##### Material for the task
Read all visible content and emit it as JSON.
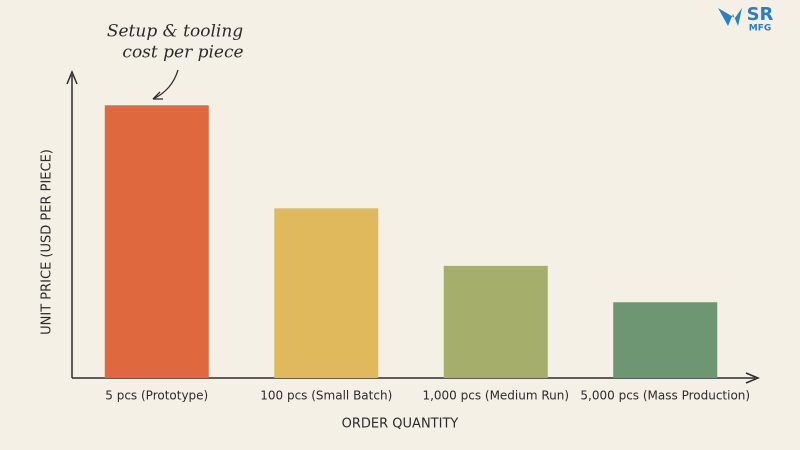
{
  "chart_data": {
    "type": "bar",
    "annotation": [
      "Setup & tooling",
      "cost per piece"
    ],
    "x_label": "ORDER QUANTITY",
    "y_label": "UNIT PRICE (USD PER PIECE)",
    "categories": [
      "5 pcs (Prototype)",
      "100 pcs (Small Batch)",
      "1,000 pcs (Medium Run)",
      "5,000 pcs (Mass Production)"
    ],
    "values": [
      90,
      56,
      37,
      25
    ],
    "colors": [
      "#e0683f",
      "#e0b95d",
      "#a6ae6c",
      "#6f9672"
    ],
    "ylim": [
      0,
      100
    ]
  },
  "logo": {
    "line1": "SR",
    "line2": "MFG"
  }
}
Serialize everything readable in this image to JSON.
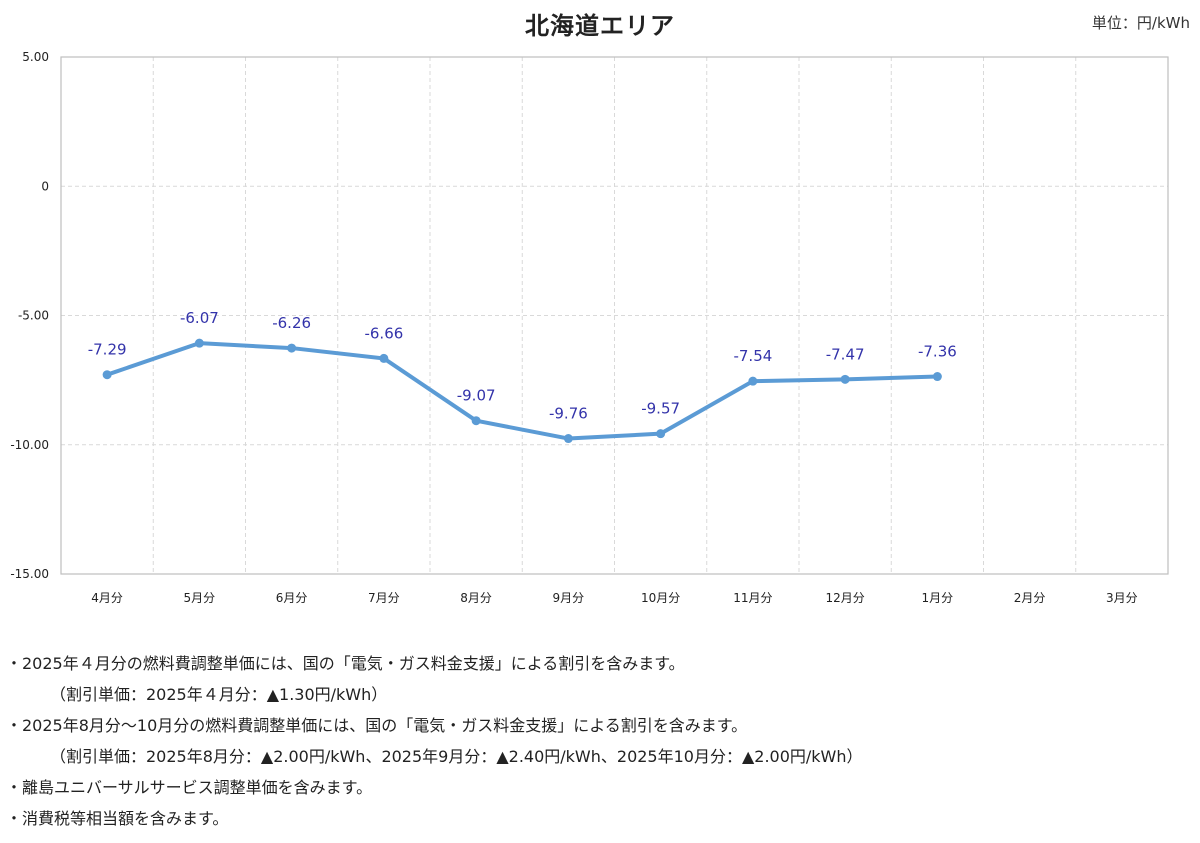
{
  "header": {
    "title": "北海道エリア",
    "unit": "単位：円/kWh"
  },
  "chart_data": {
    "type": "line",
    "title": "北海道エリア",
    "xlabel": "",
    "ylabel": "",
    "categories": [
      "4月分",
      "5月分",
      "6月分",
      "7月分",
      "8月分",
      "9月分",
      "10月分",
      "11月分",
      "12月分",
      "1月分",
      "2月分",
      "3月分"
    ],
    "values": [
      -7.29,
      -6.07,
      -6.26,
      -6.66,
      -9.07,
      -9.76,
      -9.57,
      -7.54,
      -7.47,
      -7.36,
      null,
      null
    ],
    "data_labels": [
      "-7.29",
      "-6.07",
      "-6.26",
      "-6.66",
      "-9.07",
      "-9.76",
      "-9.57",
      "-7.54",
      "-7.47",
      "-7.36",
      "",
      ""
    ],
    "ylim": [
      -15,
      5
    ],
    "yticks": [
      5,
      0,
      -5,
      -10,
      -15
    ],
    "ytick_labels": [
      "5.00",
      "0",
      "-5.00",
      "-10.00",
      "-15.00"
    ],
    "grid": true,
    "line_color": "#5b9bd5",
    "label_color": "#3333aa"
  },
  "notes": [
    "・2025年４月分の燃料費調整単価には、国の「電気・ガス料金支援」による割引を含みます。",
    "（割引単価：2025年４月分：▲1.30円/kWh）",
    "・2025年8月分～10月分の燃料費調整単価には、国の「電気・ガス料金支援」による割引を含みます。",
    "（割引単価：2025年8月分：▲2.00円/kWh、2025年9月分：▲2.40円/kWh、2025年10月分：▲2.00円/kWh）",
    "・離島ユニバーサルサービス調整単価を含みます。",
    "・消費税等相当額を含みます。"
  ]
}
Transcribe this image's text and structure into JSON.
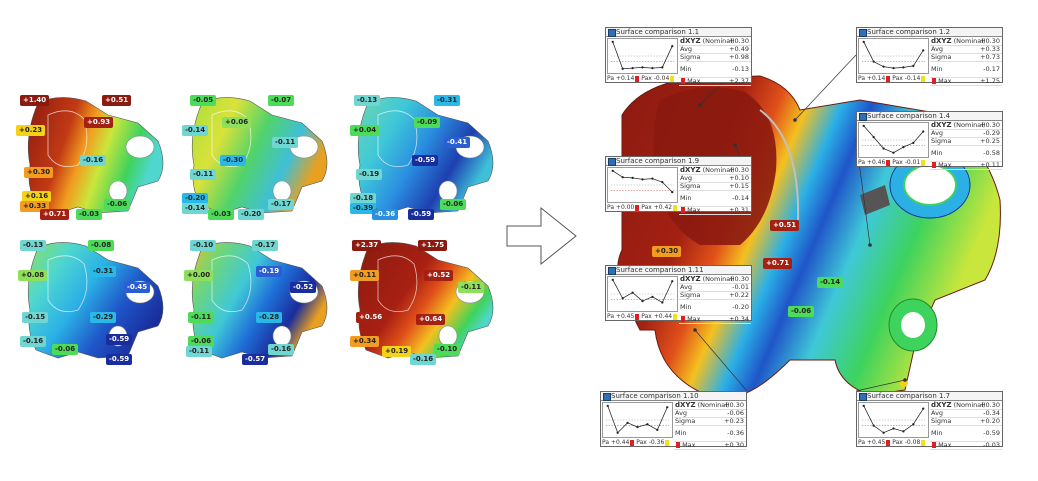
{
  "small_models": [
    {
      "tags": [
        {
          "text": "+1.40",
          "color": "#8b1a10",
          "fg": "#ffffff"
        },
        {
          "text": "+0.51",
          "color": "#8b1a10",
          "fg": "#ffffff"
        },
        {
          "text": "+0.93",
          "color": "#a32012",
          "fg": "#ffffff"
        },
        {
          "text": "+0.23",
          "color": "#f4d21a",
          "fg": "#222222"
        },
        {
          "text": "-0.16",
          "color": "#6fd6d2",
          "fg": "#222222"
        },
        {
          "text": "+0.30",
          "color": "#f39c1f",
          "fg": "#222222"
        },
        {
          "text": "+0.16",
          "color": "#f4d21a",
          "fg": "#222222"
        },
        {
          "text": "+0.33",
          "color": "#f39c1f",
          "fg": "#222222"
        },
        {
          "text": "+0.71",
          "color": "#a32012",
          "fg": "#ffffff"
        },
        {
          "text": "-0.03",
          "color": "#4ddc5a",
          "fg": "#222222"
        },
        {
          "text": "-0.06",
          "color": "#4ddc5a",
          "fg": "#222222"
        }
      ]
    },
    {
      "tags": [
        {
          "text": "-0.05",
          "color": "#4ddc5a",
          "fg": "#222222"
        },
        {
          "text": "-0.07",
          "color": "#4ddc5a",
          "fg": "#222222"
        },
        {
          "text": "-0.14",
          "color": "#6fd6d2",
          "fg": "#222222"
        },
        {
          "text": "+0.06",
          "color": "#8ee05a",
          "fg": "#222222"
        },
        {
          "text": "-0.11",
          "color": "#6fd6d2",
          "fg": "#222222"
        },
        {
          "text": "-0.30",
          "color": "#29b9e8",
          "fg": "#222222"
        },
        {
          "text": "-0.11",
          "color": "#6fd6d2",
          "fg": "#222222"
        },
        {
          "text": "-0.20",
          "color": "#29b9e8",
          "fg": "#222222"
        },
        {
          "text": "-0.14",
          "color": "#6fd6d2",
          "fg": "#222222"
        },
        {
          "text": "-0.03",
          "color": "#4ddc5a",
          "fg": "#222222"
        },
        {
          "text": "-0.20",
          "color": "#6fd6d2",
          "fg": "#222222"
        },
        {
          "text": "-0.17",
          "color": "#6fd6d2",
          "fg": "#222222"
        }
      ]
    },
    {
      "tags": [
        {
          "text": "-0.13",
          "color": "#6fd6d2",
          "fg": "#222222"
        },
        {
          "text": "-0.31",
          "color": "#29b9e8",
          "fg": "#222222"
        },
        {
          "text": "+0.04",
          "color": "#4ddc5a",
          "fg": "#222222"
        },
        {
          "text": "-0.09",
          "color": "#4ddc5a",
          "fg": "#222222"
        },
        {
          "text": "-0.41",
          "color": "#2a5fd4",
          "fg": "#ffffff"
        },
        {
          "text": "-0.59",
          "color": "#1a2d9c",
          "fg": "#ffffff"
        },
        {
          "text": "-0.19",
          "color": "#6fd6d2",
          "fg": "#222222"
        },
        {
          "text": "-0.18",
          "color": "#6fd6d2",
          "fg": "#222222"
        },
        {
          "text": "-0.39",
          "color": "#29b9e8",
          "fg": "#222222"
        },
        {
          "text": "-0.36",
          "color": "#2a8fe0",
          "fg": "#ffffff"
        },
        {
          "text": "-0.59",
          "color": "#1a2d9c",
          "fg": "#ffffff"
        },
        {
          "text": "-0.06",
          "color": "#4ddc5a",
          "fg": "#222222"
        }
      ]
    },
    {
      "tags": [
        {
          "text": "-0.13",
          "color": "#6fd6d2",
          "fg": "#222222"
        },
        {
          "text": "-0.08",
          "color": "#4ddc5a",
          "fg": "#222222"
        },
        {
          "text": "+0.08",
          "color": "#8ee05a",
          "fg": "#222222"
        },
        {
          "text": "-0.31",
          "color": "#29b9e8",
          "fg": "#222222"
        },
        {
          "text": "-0.45",
          "color": "#2a5fd4",
          "fg": "#ffffff"
        },
        {
          "text": "-0.15",
          "color": "#6fd6d2",
          "fg": "#222222"
        },
        {
          "text": "-0.29",
          "color": "#29b9e8",
          "fg": "#222222"
        },
        {
          "text": "-0.59",
          "color": "#1a2d9c",
          "fg": "#ffffff"
        },
        {
          "text": "-0.16",
          "color": "#6fd6d2",
          "fg": "#222222"
        },
        {
          "text": "-0.06",
          "color": "#4ddc5a",
          "fg": "#222222"
        },
        {
          "text": "-0.59",
          "color": "#1a2d9c",
          "fg": "#ffffff"
        }
      ]
    },
    {
      "tags": [
        {
          "text": "-0.10",
          "color": "#6fd6d2",
          "fg": "#222222"
        },
        {
          "text": "-0.17",
          "color": "#6fd6d2",
          "fg": "#222222"
        },
        {
          "text": "+0.00",
          "color": "#8ee05a",
          "fg": "#222222"
        },
        {
          "text": "-0.19",
          "color": "#2a5fd4",
          "fg": "#ffffff"
        },
        {
          "text": "-0.52",
          "color": "#1a2d9c",
          "fg": "#ffffff"
        },
        {
          "text": "-0.11",
          "color": "#4ddc5a",
          "fg": "#222222"
        },
        {
          "text": "-0.28",
          "color": "#29b9e8",
          "fg": "#222222"
        },
        {
          "text": "-0.06",
          "color": "#4ddc5a",
          "fg": "#222222"
        },
        {
          "text": "-0.11",
          "color": "#6fd6d2",
          "fg": "#222222"
        },
        {
          "text": "-0.16",
          "color": "#6fd6d2",
          "fg": "#222222"
        },
        {
          "text": "-0.57",
          "color": "#1a2d9c",
          "fg": "#ffffff"
        }
      ]
    },
    {
      "tags": [
        {
          "text": "+2.37",
          "color": "#8b1a10",
          "fg": "#ffffff"
        },
        {
          "text": "+1.75",
          "color": "#8b1a10",
          "fg": "#ffffff"
        },
        {
          "text": "+0.11",
          "color": "#f39c1f",
          "fg": "#222222"
        },
        {
          "text": "+0.52",
          "color": "#a32012",
          "fg": "#ffffff"
        },
        {
          "text": "-0.11",
          "color": "#8ee05a",
          "fg": "#222222"
        },
        {
          "text": "+0.56",
          "color": "#a32012",
          "fg": "#ffffff"
        },
        {
          "text": "+0.64",
          "color": "#a32012",
          "fg": "#ffffff"
        },
        {
          "text": "-0.10",
          "color": "#4ddc5a",
          "fg": "#222222"
        },
        {
          "text": "+0.34",
          "color": "#f39c1f",
          "fg": "#222222"
        },
        {
          "text": "+0.19",
          "color": "#f4d21a",
          "fg": "#222222"
        },
        {
          "text": "-0.16",
          "color": "#6fd6d2",
          "fg": "#222222"
        }
      ]
    }
  ],
  "big_model": {
    "tags": [
      {
        "text": "+0.51",
        "color": "#a32012",
        "fg": "#ffffff"
      },
      {
        "text": "+0.71",
        "color": "#a32012",
        "fg": "#ffffff"
      },
      {
        "text": "+0.30",
        "color": "#f39c1f",
        "fg": "#222222"
      },
      {
        "text": "-0.14",
        "color": "#4ddc5a",
        "fg": "#222222"
      },
      {
        "text": "-0.06",
        "color": "#4ddc5a",
        "fg": "#222222"
      }
    ]
  },
  "panels": [
    {
      "title": "Surface comparison 1.1",
      "hdr_key": "dXYZ",
      "hdr_sub": "(Nominal)",
      "hdr_val": "+0.30",
      "avg": "+0.49",
      "sigma": "+0.98",
      "min": "-0.13",
      "max": "+2.37",
      "pa": "Pa +0.14",
      "pa_color": "#e02020",
      "pax": "Pax -0.04",
      "pax_color": "#f0e020",
      "avg_label": "Avg",
      "sigma_label": "Sigma",
      "min_label": "Min",
      "max_label": "Max",
      "series": [
        1.0,
        -0.9,
        -0.85,
        -0.8,
        -0.85,
        -0.8,
        0.7
      ]
    },
    {
      "title": "Surface comparison 1.2",
      "hdr_key": "dXYZ",
      "hdr_sub": "(Nominal)",
      "hdr_val": "+0.30",
      "avg": "+0.33",
      "sigma": "+0.73",
      "min": "-0.17",
      "max": "+1.75",
      "pa": "Pa +0.14",
      "pa_color": "#e02020",
      "pax": "Pax -0.14",
      "pax_color": "#f0e020",
      "avg_label": "Avg",
      "sigma_label": "Sigma",
      "min_label": "Min",
      "max_label": "Max",
      "series": [
        1.0,
        -0.4,
        -0.75,
        -0.85,
        -0.8,
        -0.7,
        0.4
      ]
    },
    {
      "title": "Surface comparison 1.4",
      "hdr_key": "dXYZ",
      "hdr_sub": "(Nominal)",
      "hdr_val": "+0.30",
      "avg": "-0.29",
      "sigma": "+0.25",
      "min": "-0.58",
      "max": "+0.11",
      "pa": "Pa +0.46",
      "pa_color": "#e02020",
      "pax": "Pax -0.01",
      "pax_color": "#f0e020",
      "avg_label": "Avg",
      "sigma_label": "Sigma",
      "min_label": "Min",
      "max_label": "Max",
      "series": [
        1.0,
        0.2,
        -0.6,
        -0.9,
        -0.5,
        -0.2,
        0.6
      ]
    },
    {
      "title": "Surface comparison 1.9",
      "hdr_key": "dXYZ",
      "hdr_sub": "(Nominal)",
      "hdr_val": "+0.30",
      "avg": "+0.10",
      "sigma": "+0.15",
      "min": "-0.14",
      "max": "+0.31",
      "pa": "Pa +0.00",
      "pa_color": "#e02020",
      "pax": "Pax +0.42",
      "pax_color": "#f0e020",
      "avg_label": "Avg",
      "sigma_label": "Sigma",
      "min_label": "Min",
      "max_label": "Max",
      "series": [
        1.0,
        0.55,
        0.5,
        0.4,
        0.45,
        0.2,
        -0.5
      ]
    },
    {
      "title": "Surface comparison 1.11",
      "hdr_key": "dXYZ",
      "hdr_sub": "(Nominal)",
      "hdr_val": "+0.30",
      "avg": "-0.01",
      "sigma": "+0.22",
      "min": "-0.20",
      "max": "+0.34",
      "pa": "Pa +0.45",
      "pa_color": "#e02020",
      "pax": "Pax +0.44",
      "pax_color": "#f0e020",
      "avg_label": "Avg",
      "sigma_label": "Sigma",
      "min_label": "Min",
      "max_label": "Max",
      "series": [
        1.0,
        -0.3,
        0.1,
        -0.5,
        -0.2,
        -0.6,
        0.9
      ]
    },
    {
      "title": "Surface comparison 1.10",
      "hdr_key": "dXYZ",
      "hdr_sub": "(Nominal)",
      "hdr_val": "+0.30",
      "avg": "-0.06",
      "sigma": "+0.23",
      "min": "-0.36",
      "max": "+0.30",
      "pa": "Pa +0.44",
      "pa_color": "#e02020",
      "pax": "Pax -0.36",
      "pax_color": "#f0e020",
      "avg_label": "Avg",
      "sigma_label": "Sigma",
      "min_label": "Min",
      "max_label": "Max",
      "series": [
        1.0,
        -0.9,
        -0.2,
        -0.5,
        -0.3,
        -0.7,
        0.9
      ]
    },
    {
      "title": "Surface comparison 1.7",
      "hdr_key": "dXYZ",
      "hdr_sub": "(Nominal)",
      "hdr_val": "+0.30",
      "avg": "-0.34",
      "sigma": "+0.20",
      "min": "-0.59",
      "max": "-0.03",
      "pa": "Pa +0.45",
      "pa_color": "#e02020",
      "pax": "Pax -0.08",
      "pax_color": "#f0e020",
      "avg_label": "Avg",
      "sigma_label": "Sigma",
      "min_label": "Min",
      "max_label": "Max",
      "series": [
        1.0,
        -0.4,
        -0.9,
        -0.6,
        -0.8,
        -0.3,
        0.8
      ]
    }
  ]
}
##########
* Stated task *
Scan the material line by line and report each one that contains "comparison".

* Answer to the problem *
      "title": "Surface comparison 1.1",
      "title": "Surface comparison 1.2",
      "title": "Surface comparison 1.4",
      "title": "Surface comparison 1.9",
      "title": "Surface comparison 1.11",
      "title": "Surface comparison 1.10",
      "title": "Surface comparison 1.7",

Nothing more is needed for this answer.